>>>>
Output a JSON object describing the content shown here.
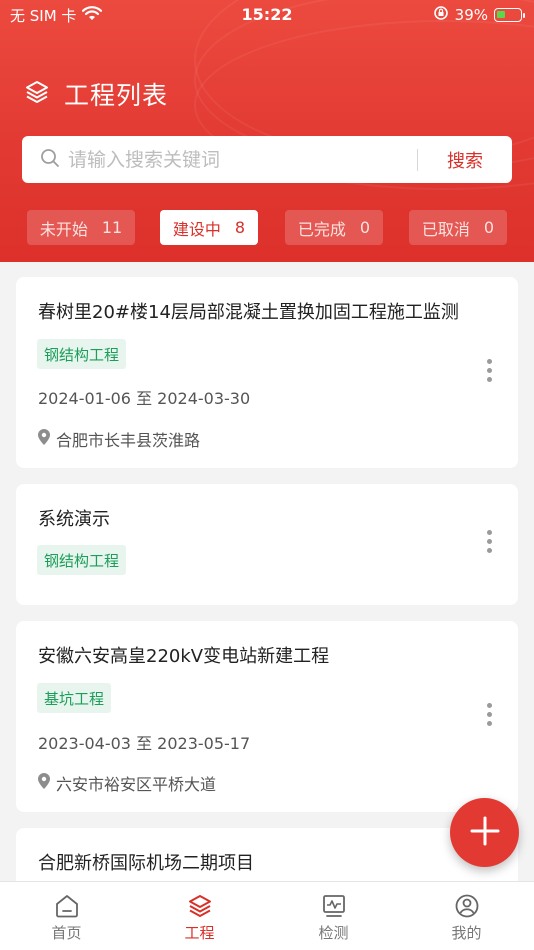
{
  "status_bar": {
    "carrier": "无 SIM 卡",
    "time": "15:22",
    "battery_percent": "39%",
    "battery_level": 0.39
  },
  "header": {
    "title": "工程列表"
  },
  "search": {
    "placeholder": "请输入搜索关键词",
    "button_label": "搜索"
  },
  "tabs": [
    {
      "label": "未开始",
      "count": "11"
    },
    {
      "label": "建设中",
      "count": "8"
    },
    {
      "label": "已完成",
      "count": "0"
    },
    {
      "label": "已取消",
      "count": "0"
    }
  ],
  "projects": [
    {
      "title": "春树里20#楼14层局部混凝土置换加固工程施工监测",
      "tag": "钢结构工程",
      "dates": "2024-01-06 至 2024-03-30",
      "location": "合肥市长丰县茨淮路"
    },
    {
      "title": "系统演示",
      "tag": "钢结构工程"
    },
    {
      "title": "安徽六安高皇220kV变电站新建工程",
      "tag": "基坑工程",
      "dates": "2023-04-03 至 2023-05-17",
      "location": "六安市裕安区平桥大道"
    },
    {
      "title": "合肥新桥国际机场二期项目"
    }
  ],
  "bottom_nav": [
    {
      "label": "首页",
      "icon": "home-icon"
    },
    {
      "label": "工程",
      "icon": "layers-icon"
    },
    {
      "label": "检测",
      "icon": "monitor-icon"
    },
    {
      "label": "我的",
      "icon": "user-icon"
    }
  ],
  "colors": {
    "primary": "#e23a33",
    "tag_green": "#1c9e5a",
    "tag_bg": "#e8f5ee"
  }
}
<<<<
In the material above, find each line that contains the word "title", and select it.

### [SOLVED EXERCISE]
    "title": "工程列表"
      "title": "春树里20#楼14层局部混凝土置换加固工程施工监测",
      "title": "系统演示",
      "title": "安徽六安高皇220kV变电站新建工程",
      "title": "合肥新桥国际机场二期项目"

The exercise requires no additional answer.